**Given problem**
Copy all lines below containing "若集合A".

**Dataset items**

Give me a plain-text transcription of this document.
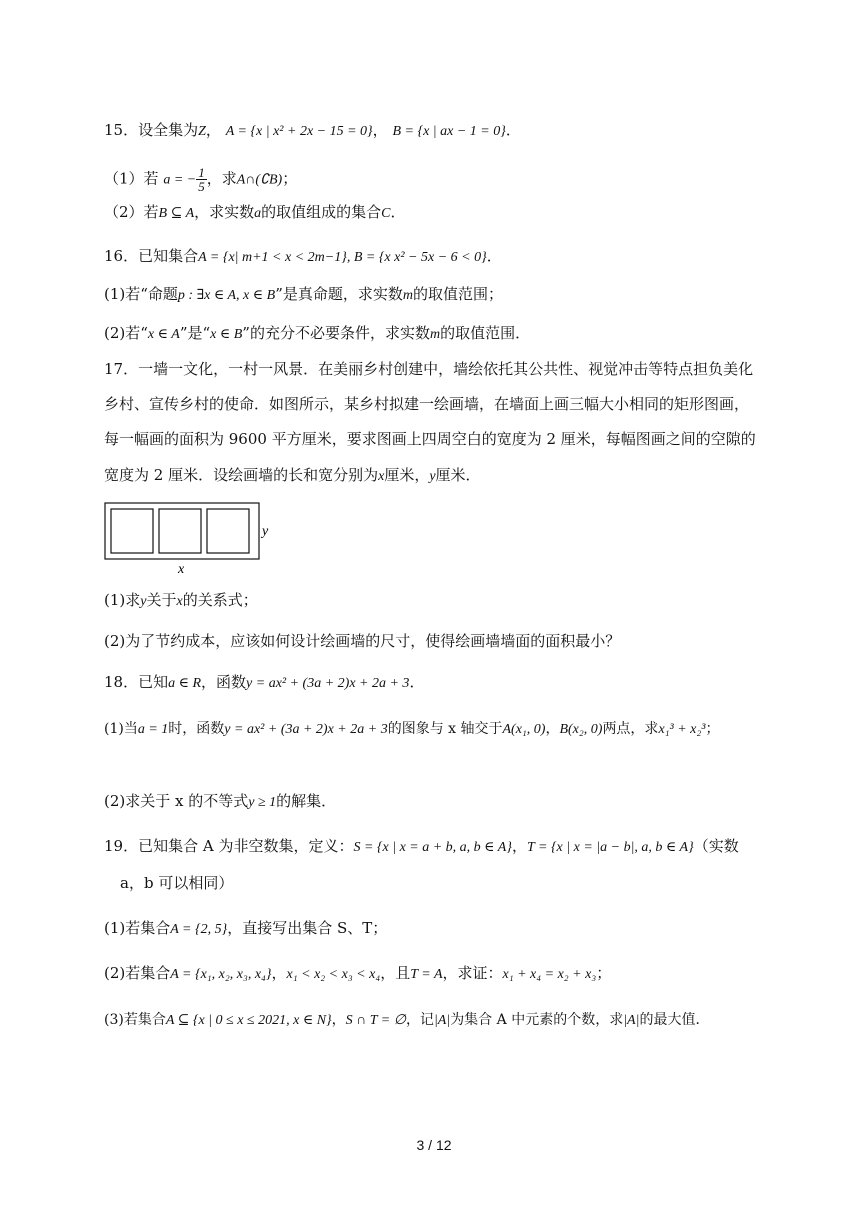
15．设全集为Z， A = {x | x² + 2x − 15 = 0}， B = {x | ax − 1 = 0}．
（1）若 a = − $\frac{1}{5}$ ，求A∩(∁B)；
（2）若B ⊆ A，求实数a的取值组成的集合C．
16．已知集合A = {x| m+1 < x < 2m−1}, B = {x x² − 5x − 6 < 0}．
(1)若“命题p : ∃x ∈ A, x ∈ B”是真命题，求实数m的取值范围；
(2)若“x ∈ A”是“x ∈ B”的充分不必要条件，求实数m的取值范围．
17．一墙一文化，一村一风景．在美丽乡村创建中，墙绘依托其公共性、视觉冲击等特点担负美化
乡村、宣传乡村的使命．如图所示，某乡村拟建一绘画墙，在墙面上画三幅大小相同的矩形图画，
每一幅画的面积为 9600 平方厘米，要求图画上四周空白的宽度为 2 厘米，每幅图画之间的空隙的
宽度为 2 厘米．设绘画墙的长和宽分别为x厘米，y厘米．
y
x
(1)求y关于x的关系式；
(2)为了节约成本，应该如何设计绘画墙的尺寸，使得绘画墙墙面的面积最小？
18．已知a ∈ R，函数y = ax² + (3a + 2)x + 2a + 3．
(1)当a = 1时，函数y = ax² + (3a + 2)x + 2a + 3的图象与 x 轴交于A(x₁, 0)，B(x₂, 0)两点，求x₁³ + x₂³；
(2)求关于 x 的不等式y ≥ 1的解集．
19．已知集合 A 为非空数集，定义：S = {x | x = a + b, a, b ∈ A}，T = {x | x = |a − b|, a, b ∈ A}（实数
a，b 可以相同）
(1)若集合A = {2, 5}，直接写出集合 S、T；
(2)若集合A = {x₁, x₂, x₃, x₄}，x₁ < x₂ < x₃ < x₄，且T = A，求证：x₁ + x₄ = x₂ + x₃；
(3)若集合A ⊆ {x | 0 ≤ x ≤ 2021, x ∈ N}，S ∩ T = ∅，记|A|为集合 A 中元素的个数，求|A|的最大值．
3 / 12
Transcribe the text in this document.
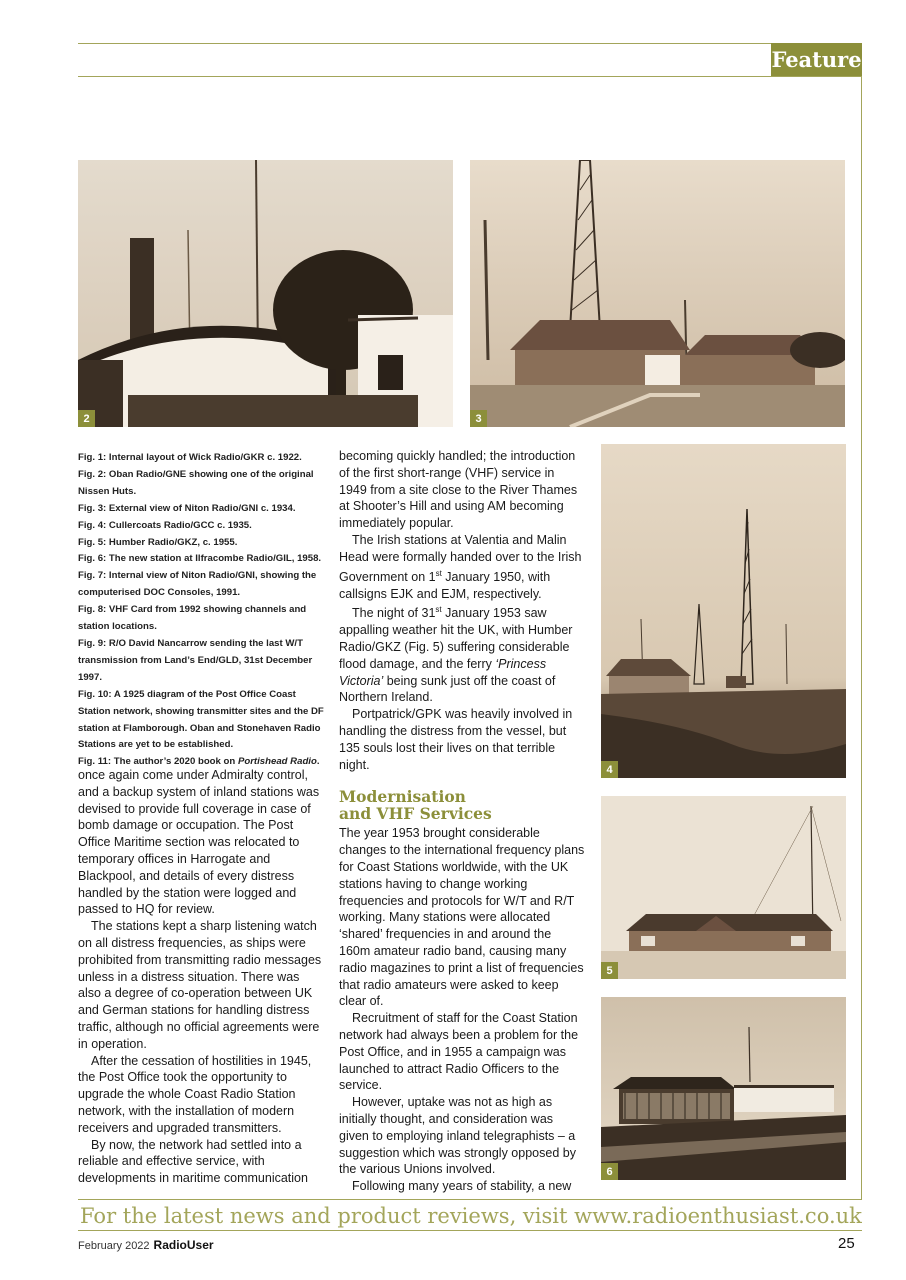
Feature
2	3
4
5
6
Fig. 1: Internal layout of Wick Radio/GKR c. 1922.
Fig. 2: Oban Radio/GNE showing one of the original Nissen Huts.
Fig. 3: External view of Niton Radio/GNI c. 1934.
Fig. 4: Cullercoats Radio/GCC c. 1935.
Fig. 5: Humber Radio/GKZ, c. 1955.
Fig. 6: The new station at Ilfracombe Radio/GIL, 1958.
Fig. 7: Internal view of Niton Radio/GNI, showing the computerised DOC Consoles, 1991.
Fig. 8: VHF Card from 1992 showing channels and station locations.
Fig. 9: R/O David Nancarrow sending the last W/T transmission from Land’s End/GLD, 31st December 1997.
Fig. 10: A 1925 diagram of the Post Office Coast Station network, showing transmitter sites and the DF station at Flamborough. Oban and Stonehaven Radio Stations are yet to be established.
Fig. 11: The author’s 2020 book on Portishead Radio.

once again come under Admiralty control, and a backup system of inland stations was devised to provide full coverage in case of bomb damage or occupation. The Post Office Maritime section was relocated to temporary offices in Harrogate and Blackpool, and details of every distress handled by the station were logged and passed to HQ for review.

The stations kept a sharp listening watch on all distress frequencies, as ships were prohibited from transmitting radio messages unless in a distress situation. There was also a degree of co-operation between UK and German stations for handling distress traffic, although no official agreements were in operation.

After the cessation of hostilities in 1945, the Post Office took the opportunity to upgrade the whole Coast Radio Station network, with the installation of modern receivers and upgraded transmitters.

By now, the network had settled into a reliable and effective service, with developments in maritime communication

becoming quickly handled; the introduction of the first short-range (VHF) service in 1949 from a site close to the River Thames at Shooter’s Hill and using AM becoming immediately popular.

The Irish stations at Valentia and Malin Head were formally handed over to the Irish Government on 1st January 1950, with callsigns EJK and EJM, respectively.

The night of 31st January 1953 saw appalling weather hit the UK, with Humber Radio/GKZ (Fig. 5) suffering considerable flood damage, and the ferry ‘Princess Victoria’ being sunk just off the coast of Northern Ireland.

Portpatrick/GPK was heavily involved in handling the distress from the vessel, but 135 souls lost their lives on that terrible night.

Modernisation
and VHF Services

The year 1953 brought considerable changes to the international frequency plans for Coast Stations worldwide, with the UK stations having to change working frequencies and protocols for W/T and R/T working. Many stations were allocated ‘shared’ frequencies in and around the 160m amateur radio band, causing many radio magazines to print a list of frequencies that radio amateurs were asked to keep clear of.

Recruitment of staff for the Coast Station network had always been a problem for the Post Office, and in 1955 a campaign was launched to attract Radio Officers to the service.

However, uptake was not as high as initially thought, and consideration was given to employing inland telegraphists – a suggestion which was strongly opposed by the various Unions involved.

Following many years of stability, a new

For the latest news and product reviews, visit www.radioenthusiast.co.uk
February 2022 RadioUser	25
* * *
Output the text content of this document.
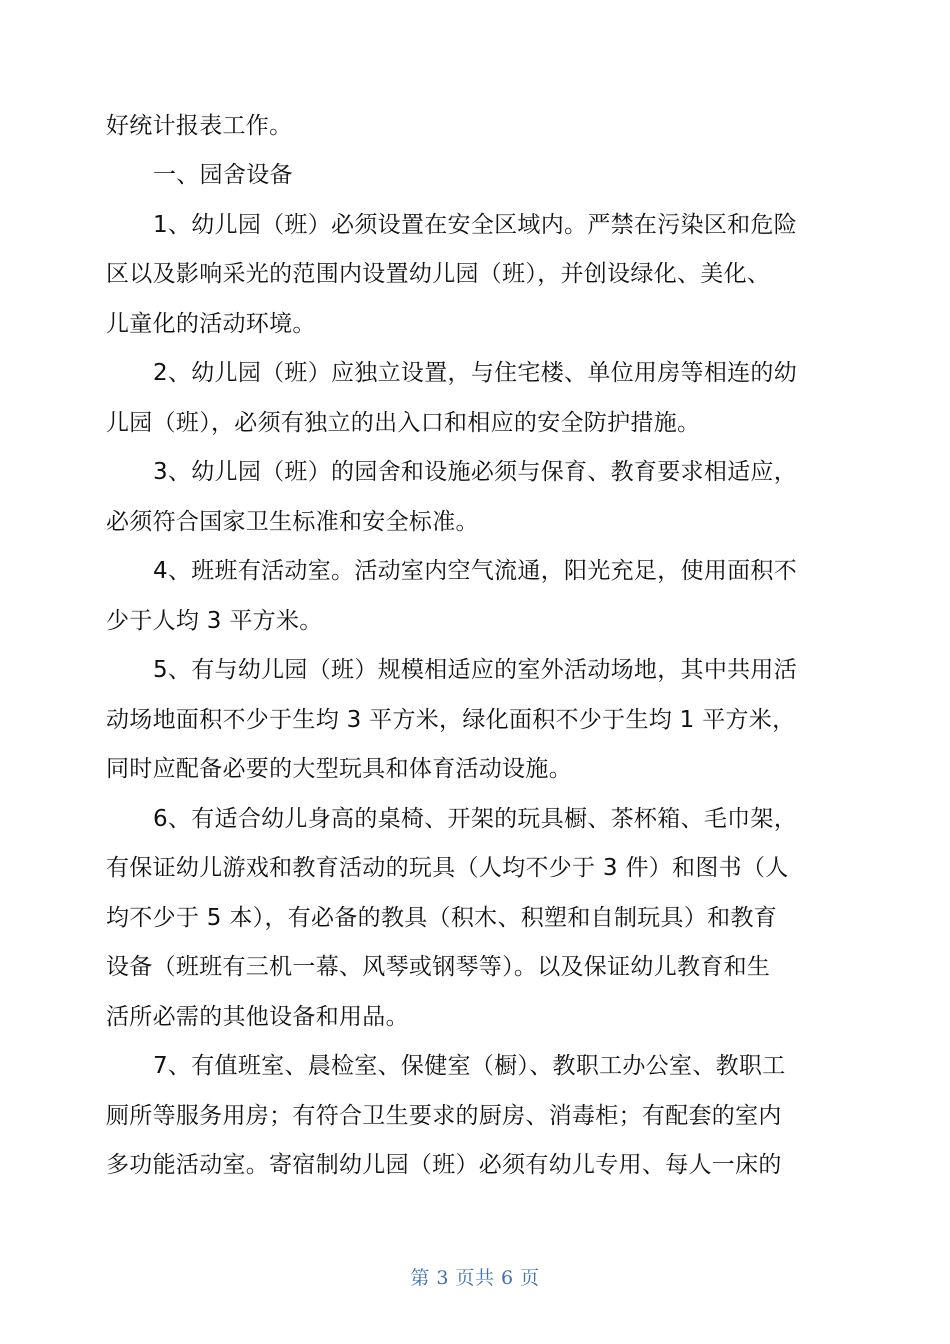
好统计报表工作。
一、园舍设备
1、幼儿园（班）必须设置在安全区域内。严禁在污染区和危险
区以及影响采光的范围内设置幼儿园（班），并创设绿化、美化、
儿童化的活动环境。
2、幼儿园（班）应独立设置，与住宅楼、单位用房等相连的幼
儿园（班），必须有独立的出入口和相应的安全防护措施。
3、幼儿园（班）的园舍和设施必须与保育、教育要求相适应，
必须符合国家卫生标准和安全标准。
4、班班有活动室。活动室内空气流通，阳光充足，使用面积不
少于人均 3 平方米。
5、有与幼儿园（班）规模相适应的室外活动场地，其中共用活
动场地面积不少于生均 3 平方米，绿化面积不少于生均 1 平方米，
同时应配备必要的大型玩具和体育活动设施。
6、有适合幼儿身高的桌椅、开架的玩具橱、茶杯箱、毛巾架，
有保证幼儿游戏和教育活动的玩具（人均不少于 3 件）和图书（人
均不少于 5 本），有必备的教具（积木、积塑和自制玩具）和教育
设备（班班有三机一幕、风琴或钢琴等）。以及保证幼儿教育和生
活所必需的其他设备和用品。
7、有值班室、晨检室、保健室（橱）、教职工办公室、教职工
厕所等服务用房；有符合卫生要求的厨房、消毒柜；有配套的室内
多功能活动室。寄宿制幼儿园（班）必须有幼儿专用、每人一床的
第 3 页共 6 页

**Expected answer**
(1)若集合A = {2, 5}，直接写出集合 S、T；
(2)若集合A = {x₁, x₂, x₃, x₄}，x₁ < x₂ < x₃ < x₄，且T = A，求证：x₁ + x₄ = x₂ + x₃；
(3)若集合A ⊆ {x | 0 ≤ x ≤ 2021, x ∈ N}，S ∩ T = ∅，记|A|为集合 A 中元素的个数，求|A|的最大值．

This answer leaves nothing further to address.